Different types of lasers have been known for many years, and their use is constantly increasing and diversifying. One type of laser is known as the metal vapor/inert gas laser because the gaseous fill of this type of device includes an inert gas (e.g. helium) and the vapor of a metal (e.g. cadmium, selenium, or zinc). While it has appeared that metal vapor/inert gas lasers have much potential, the prior art devices of this type have been limited by short lifetimes, non-uniform light output, low output power, and other problems.
In the metal vapor/inert gas type of laser, the metal vapor is present in the fill in only 1/100th to 1/1000th the concentration of the inert gas. When the fill is excited, the concentration of the inert gas molecules having metastable energies is first increased, and then energy is transferred from the inert gas to the metal vapor by direct charge transfer or Penning ionization processes. A closely related type of laser is the electronegative species/inert gas type where the vapor of electronegative species (e.g., non-metals such as S, Se, and Te, and the compounds thereof, such as halides of Ag, Au, or Cu) are used instead of metal vapor. As used herein, the terms "metal vapor based laser" refers to both the metal vapor and electronegative species types of lasers.
Metal vapor/inert gas lasers of the hollow cathode type are known. These devices are filled with an inert gas, and the metal vapor is created by sputtering the metal from the cathode, which is fabricated or coated with the desired metal. Since these devices have very limited lifetimes and generate significant impurities during operation, their commercial development has not materialized.
It is also known to excite metal vapor/inert gas lasers with electron beam energy. While such devices are capable of producing high power, because of their complexity and the fact that they require large magnets for operation, their use is limited to the laboratory.
Commercial metal vapor/inert gas lasers have been principally of the type which are excited by the application of a D.C. voltage across two electrodes. One problem with such devices, as further discussed below, is that they do not produce a uniform light beam.

▶ Data shown:
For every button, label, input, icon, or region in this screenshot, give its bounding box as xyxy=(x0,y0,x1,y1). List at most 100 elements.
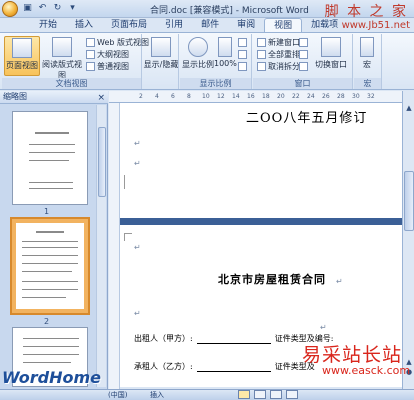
full-screen-reading-icon[interactable] xyxy=(254,390,266,399)
web-layout-icon[interactable] xyxy=(270,390,282,399)
tab-page-layout[interactable]: 页面布局 xyxy=(102,18,156,32)
side-by-side-icon xyxy=(299,38,308,47)
tab-home[interactable]: 开始 xyxy=(30,18,66,32)
arrange-all-button[interactable]: 全部重排 xyxy=(257,49,300,60)
thumbnail-scroll-thumb[interactable] xyxy=(98,127,106,197)
reset-position-button[interactable] xyxy=(299,61,308,72)
revision-date-heading: 二OO八年五月修订 xyxy=(246,111,368,126)
lessee-label: 承租人（乙方）: xyxy=(134,362,193,371)
sync-scroll-button[interactable] xyxy=(299,49,308,60)
horizontal-ruler[interactable]: 2 4 6 8 10 12 14 16 18 20 22 24 26 28 30… xyxy=(109,91,402,103)
zoom-100-button[interactable]: 100% xyxy=(214,36,237,76)
macros-button[interactable]: 宏 xyxy=(354,36,380,76)
arrange-all-label: 全部重排 xyxy=(268,50,300,59)
thumbnail-page-2[interactable] xyxy=(10,217,90,315)
two-pages-button[interactable] xyxy=(238,49,247,60)
switch-window-icon xyxy=(321,37,341,57)
macros-icon xyxy=(360,37,374,57)
ruler-number: 6 xyxy=(171,93,175,100)
zoom-100-icon xyxy=(218,37,232,57)
two-pages-icon xyxy=(238,50,247,59)
tab-mailings[interactable]: 邮件 xyxy=(192,18,228,32)
outline-view-label: 大纲视图 xyxy=(97,50,129,59)
tab-insert[interactable]: 插入 xyxy=(66,18,102,32)
show-hide-button[interactable]: 显示/隐藏 xyxy=(143,36,179,76)
thumb-text-line xyxy=(29,160,69,161)
group-label-macros: 宏 xyxy=(354,78,381,89)
redo-icon[interactable]: ↻ xyxy=(52,3,63,14)
ruler-number: 26 xyxy=(322,93,330,100)
page-width-button[interactable] xyxy=(238,61,247,72)
save-icon[interactable]: ▣ xyxy=(22,3,33,14)
tab-review[interactable]: 审阅 xyxy=(228,18,264,32)
thumbnail-page-2-sheet xyxy=(16,223,84,309)
lessor-label: 出租人（甲方）: xyxy=(134,334,193,343)
language-status[interactable]: (中国) xyxy=(108,390,127,400)
watermark-yicai: 易采站长站 xyxy=(302,344,403,366)
insert-mode-status[interactable]: 插入 xyxy=(150,390,164,400)
side-by-side-button[interactable] xyxy=(299,37,308,48)
thumb-text-line xyxy=(29,188,73,189)
web-view-button[interactable]: Web 版式视图 xyxy=(86,37,149,48)
thumb-text-line xyxy=(29,144,75,145)
zoom-button[interactable]: 显示比例 xyxy=(180,36,216,76)
lessee-name-field[interactable] xyxy=(196,363,271,372)
group-zoom: 显示比例 100% 显示比例 xyxy=(180,34,252,89)
document-scroll-thumb[interactable] xyxy=(404,171,414,231)
thumbnail-pane-title[interactable]: 缩略图 xyxy=(3,92,27,101)
tab-view[interactable]: 视图 xyxy=(264,18,303,32)
ruler-number: 32 xyxy=(367,93,375,100)
thumb-text-line xyxy=(29,152,75,153)
group-label-zoom: 显示比例 xyxy=(180,78,251,89)
ribbon: 页面视图 阅读版式视图 Web 版式视图 大纲视图 普通视图 文档视图 显示/隐… xyxy=(0,32,414,90)
magnifier-icon xyxy=(188,37,208,57)
switch-window-button[interactable]: 切换窗口 xyxy=(311,36,351,76)
lessor-name-field[interactable] xyxy=(196,335,271,344)
customize-icon[interactable]: ▾ xyxy=(67,3,78,14)
thumbnail-page-1[interactable] xyxy=(12,111,88,205)
outline-view-button[interactable]: 大纲视图 xyxy=(86,49,129,60)
new-window-button[interactable]: 新建窗口 xyxy=(257,37,300,48)
reset-position-icon xyxy=(299,62,308,71)
one-page-icon xyxy=(238,38,247,47)
ruler-number: 4 xyxy=(155,93,159,100)
thumb-text-line xyxy=(22,281,78,282)
show-hide-label: 显示/隐藏 xyxy=(143,60,179,69)
vertical-ruler[interactable] xyxy=(109,103,120,389)
group-label-window: 窗口 xyxy=(253,78,352,89)
reading-view-button[interactable]: 阅读版式视图 xyxy=(42,36,82,80)
arrange-all-icon xyxy=(257,50,266,59)
thumbnail-scrollbar[interactable] xyxy=(96,105,106,387)
paragraph-mark: ↵ xyxy=(320,323,327,332)
ruler-number: 10 xyxy=(202,93,210,100)
undo-icon[interactable]: ↶ xyxy=(37,3,48,14)
switch-window-label: 切换窗口 xyxy=(315,60,347,69)
split-button[interactable]: 取消拆分 xyxy=(257,61,300,72)
document-scrollbar[interactable]: ▲ ▲ ● xyxy=(402,91,414,389)
thumb-text-line xyxy=(23,354,79,355)
group-show-hide: 显示/隐藏 xyxy=(143,34,179,89)
page-view-button[interactable]: 页面视图 xyxy=(4,36,40,76)
web-view-icon xyxy=(86,38,95,47)
reading-view-icon xyxy=(52,37,72,57)
draft-view-button[interactable]: 普通视图 xyxy=(86,61,129,72)
ruler-number: 22 xyxy=(292,93,300,100)
one-page-button[interactable] xyxy=(238,37,247,48)
status-bar: (中国) 插入 xyxy=(0,389,414,400)
scroll-up-icon[interactable]: ▲ xyxy=(404,103,414,113)
thumb-text-line xyxy=(22,289,78,290)
split-icon xyxy=(257,62,266,71)
tab-references[interactable]: 引用 xyxy=(156,18,192,32)
outline-icon[interactable] xyxy=(286,390,298,399)
document-page-1[interactable]: 二OO八年五月修订 ↵ ↵ xyxy=(120,103,402,218)
margin-corner-mark xyxy=(124,233,132,241)
print-layout-icon[interactable] xyxy=(238,390,250,399)
page-view-icon xyxy=(12,38,32,58)
tab-add-ins[interactable]: 加载项 xyxy=(302,18,347,32)
close-icon[interactable]: × xyxy=(97,92,105,104)
thumb-text-line xyxy=(35,132,69,134)
paragraph-mark: ↵ xyxy=(134,309,141,318)
office-button[interactable] xyxy=(2,1,18,17)
ruler-number: 8 xyxy=(187,93,191,100)
group-document-views: 页面视图 阅读版式视图 Web 版式视图 大纲视图 普通视图 文档视图 xyxy=(2,34,149,89)
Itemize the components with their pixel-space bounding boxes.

▶ Your instructions: Extend the text on metal vapor/inert gas lasers, picking up after its final sentence.

▶ Response for this exercise:
To appreciate the benefits of the invention, one must understand the role in the physics of electric discharge in gases of the parameter "E/N", the ratio of energizing electric field strength to number density of atoms or molecules in the gas through which the discharge takes place. Electrons in the plasma of the discharge are accelerated by the electric field, thus gaining energy while still experiencing collisions with other atomic or molecular species. The average energy of the electrons in the plasma, and the distribution of electron energies about that average, is controlled by the energy gained from the electric field between collisions, that is the product of electric field times the mean free path between collisions. Since the mean free path is inversely proportional to the number density of atoms or molecules with which the electron may collide, the ratio E/N is a parameter recognized in the prior art as determining this energy product, and with it the average electron energy and electron energy distribution.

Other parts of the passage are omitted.